• Work to be completed
Transcribe the data in full and exactly, omitting any pictures.

====== Data listing ======

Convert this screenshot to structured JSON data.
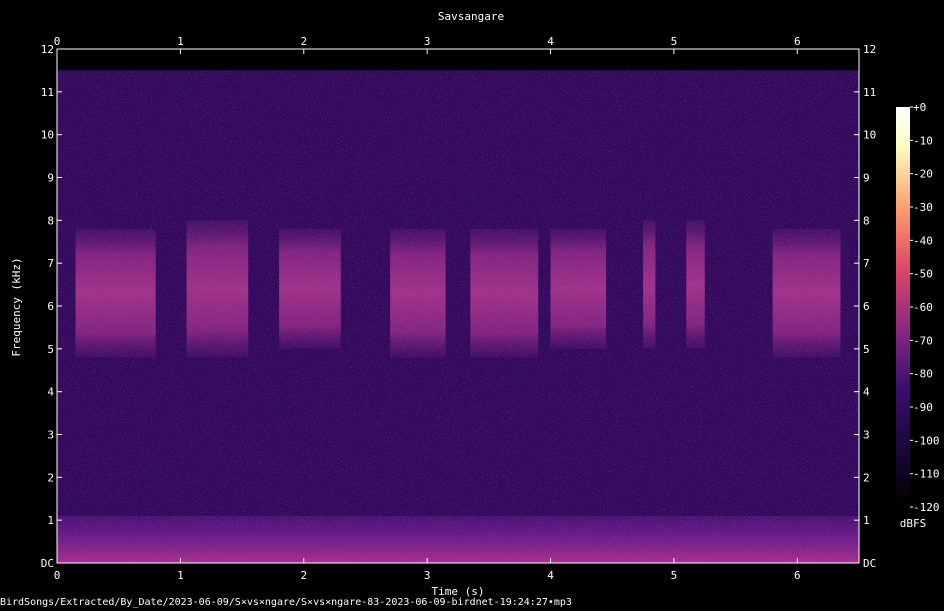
{
  "chart_data": {
    "type": "heatmap",
    "title": "Savsangare",
    "xlabel": "Time (s)",
    "ylabel": "Frequency (kHz)",
    "xlim": [
      0,
      6.5
    ],
    "ylim": [
      0,
      12
    ],
    "x_ticks": [
      "0",
      "1",
      "2",
      "3",
      "4",
      "5",
      "6"
    ],
    "y_ticks": [
      "DC",
      "1",
      "2",
      "3",
      "4",
      "5",
      "6",
      "7",
      "8",
      "9",
      "10",
      "11",
      "12"
    ],
    "colorbar": {
      "label": "dBFS",
      "range": [
        -120,
        0
      ],
      "ticks": [
        "+0",
        "-10",
        "-20",
        "-30",
        "-40",
        "-50",
        "-60",
        "-70",
        "-80",
        "-90",
        "-100",
        "-110",
        "-120"
      ],
      "colors": [
        "#000000",
        "#1a0638",
        "#3b0f70",
        "#8c2981",
        "#de4968",
        "#fe9f6d",
        "#fcfdbf",
        "#ffffff"
      ]
    },
    "background_level_dbfs": -100,
    "low_freq_band": {
      "freq_khz": [
        0,
        1.1
      ],
      "level_dbfs": -80
    },
    "syllables": [
      {
        "t_start": 0.15,
        "t_end": 0.8,
        "f_low_khz": 4.8,
        "f_high_khz": 7.8
      },
      {
        "t_start": 1.05,
        "t_end": 1.55,
        "f_low_khz": 4.8,
        "f_high_khz": 8.0
      },
      {
        "t_start": 1.8,
        "t_end": 2.3,
        "f_low_khz": 5.0,
        "f_high_khz": 7.8
      },
      {
        "t_start": 2.7,
        "t_end": 3.15,
        "f_low_khz": 4.8,
        "f_high_khz": 7.8
      },
      {
        "t_start": 3.35,
        "t_end": 3.9,
        "f_low_khz": 4.8,
        "f_high_khz": 7.8
      },
      {
        "t_start": 4.0,
        "t_end": 4.45,
        "f_low_khz": 5.0,
        "f_high_khz": 7.8
      },
      {
        "t_start": 4.75,
        "t_end": 4.85,
        "f_low_khz": 5.0,
        "f_high_khz": 8.0
      },
      {
        "t_start": 5.1,
        "t_end": 5.25,
        "f_low_khz": 5.0,
        "f_high_khz": 8.0
      },
      {
        "t_start": 5.8,
        "t_end": 6.35,
        "f_low_khz": 4.8,
        "f_high_khz": 7.8
      }
    ]
  },
  "footer_path": "BirdSongs/Extracted/By_Date/2023-06-09/S×vs×ngare/S×vs×ngare-83-2023-06-09-birdnet-19:24:27•mp3"
}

======

• Answer to this problem
Convert this screenshot to structured JSON data.
{
  "chart_data": {
    "type": "heatmap",
    "title": "Savsangare",
    "xlabel": "Time (s)",
    "ylabel": "Frequency (kHz)",
    "xlim": [
      0,
      6.5
    ],
    "ylim": [
      0,
      12
    ],
    "x_ticks": [
      "0",
      "1",
      "2",
      "3",
      "4",
      "5",
      "6"
    ],
    "y_ticks": [
      "DC",
      "1",
      "2",
      "3",
      "4",
      "5",
      "6",
      "7",
      "8",
      "9",
      "10",
      "11",
      "12"
    ],
    "colorbar": {
      "label": "dBFS",
      "range": [
        -120,
        0
      ],
      "ticks": [
        "+0",
        "-10",
        "-20",
        "-30",
        "-40",
        "-50",
        "-60",
        "-70",
        "-80",
        "-90",
        "-100",
        "-110",
        "-120"
      ],
      "colors": [
        "#000000",
        "#1a0638",
        "#3b0f70",
        "#8c2981",
        "#de4968",
        "#fe9f6d",
        "#fcfdbf",
        "#ffffff"
      ]
    },
    "background_level_dbfs": -100,
    "low_freq_band": {
      "freq_khz": [
        0,
        1.1
      ],
      "level_dbfs": -80
    },
    "syllables": [
      {
        "t_start": 0.15,
        "t_end": 0.8,
        "f_low_khz": 4.8,
        "f_high_khz": 7.8
      },
      {
        "t_start": 1.05,
        "t_end": 1.55,
        "f_low_khz": 4.8,
        "f_high_khz": 8.0
      },
      {
        "t_start": 1.8,
        "t_end": 2.3,
        "f_low_khz": 5.0,
        "f_high_khz": 7.8
      },
      {
        "t_start": 2.7,
        "t_end": 3.15,
        "f_low_khz": 4.8,
        "f_high_khz": 7.8
      },
      {
        "t_start": 3.35,
        "t_end": 3.9,
        "f_low_khz": 4.8,
        "f_high_khz": 7.8
      },
      {
        "t_start": 4.0,
        "t_end": 4.45,
        "f_low_khz": 5.0,
        "f_high_khz": 7.8
      },
      {
        "t_start": 4.75,
        "t_end": 4.85,
        "f_low_khz": 5.0,
        "f_high_khz": 8.0
      },
      {
        "t_start": 5.1,
        "t_end": 5.25,
        "f_low_khz": 5.0,
        "f_high_khz": 8.0
      },
      {
        "t_start": 5.8,
        "t_end": 6.35,
        "f_low_khz": 4.8,
        "f_high_khz": 7.8
      }
    ]
  },
  "footer_path": "BirdSongs/Extracted/By_Date/2023-06-09/S×vs×ngare/S×vs×ngare-83-2023-06-09-birdnet-19:24:27•mp3"
}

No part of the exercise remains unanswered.